* [WHAT TO DO]
Find how many lines hold the word "percent". Give only the number.

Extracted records
########
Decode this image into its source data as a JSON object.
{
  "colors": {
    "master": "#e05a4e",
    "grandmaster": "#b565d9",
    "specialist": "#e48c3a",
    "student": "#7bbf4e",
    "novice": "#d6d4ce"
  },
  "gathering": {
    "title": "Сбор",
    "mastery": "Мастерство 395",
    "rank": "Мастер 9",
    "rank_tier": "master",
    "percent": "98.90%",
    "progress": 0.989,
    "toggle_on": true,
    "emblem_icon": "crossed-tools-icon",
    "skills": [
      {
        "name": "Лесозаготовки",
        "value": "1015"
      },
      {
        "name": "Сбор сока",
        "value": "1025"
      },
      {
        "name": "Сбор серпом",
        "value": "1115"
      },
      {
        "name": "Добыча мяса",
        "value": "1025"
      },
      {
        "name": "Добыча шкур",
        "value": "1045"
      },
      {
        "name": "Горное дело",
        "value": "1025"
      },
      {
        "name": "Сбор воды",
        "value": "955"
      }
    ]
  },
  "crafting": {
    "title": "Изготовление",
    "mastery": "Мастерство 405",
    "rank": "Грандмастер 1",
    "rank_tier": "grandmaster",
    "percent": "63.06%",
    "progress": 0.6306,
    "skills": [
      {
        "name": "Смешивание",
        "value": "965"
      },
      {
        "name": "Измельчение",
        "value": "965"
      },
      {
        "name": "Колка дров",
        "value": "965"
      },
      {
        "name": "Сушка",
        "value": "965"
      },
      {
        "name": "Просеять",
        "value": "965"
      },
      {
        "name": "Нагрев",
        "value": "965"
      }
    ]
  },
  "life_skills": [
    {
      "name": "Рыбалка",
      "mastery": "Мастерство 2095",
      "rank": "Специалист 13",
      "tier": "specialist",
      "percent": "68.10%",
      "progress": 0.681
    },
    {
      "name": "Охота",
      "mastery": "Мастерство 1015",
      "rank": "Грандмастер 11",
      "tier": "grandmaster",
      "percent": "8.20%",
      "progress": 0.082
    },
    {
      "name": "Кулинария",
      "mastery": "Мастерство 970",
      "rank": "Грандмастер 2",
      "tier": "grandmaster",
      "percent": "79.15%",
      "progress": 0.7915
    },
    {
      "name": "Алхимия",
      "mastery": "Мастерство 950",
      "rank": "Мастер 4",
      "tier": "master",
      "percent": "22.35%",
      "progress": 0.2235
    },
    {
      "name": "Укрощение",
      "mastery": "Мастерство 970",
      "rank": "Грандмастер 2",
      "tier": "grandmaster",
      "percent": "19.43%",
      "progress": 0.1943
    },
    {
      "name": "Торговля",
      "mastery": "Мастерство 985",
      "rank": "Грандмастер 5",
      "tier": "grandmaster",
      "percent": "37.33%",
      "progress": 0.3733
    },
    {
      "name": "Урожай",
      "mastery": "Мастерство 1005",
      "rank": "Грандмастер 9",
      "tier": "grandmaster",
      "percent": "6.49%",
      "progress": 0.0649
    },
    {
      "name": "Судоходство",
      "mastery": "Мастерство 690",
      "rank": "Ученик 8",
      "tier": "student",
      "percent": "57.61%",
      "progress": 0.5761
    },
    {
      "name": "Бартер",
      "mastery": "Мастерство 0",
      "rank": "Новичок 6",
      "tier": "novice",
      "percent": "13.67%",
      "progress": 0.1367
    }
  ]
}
########
* [ANSWER IN FULL]
11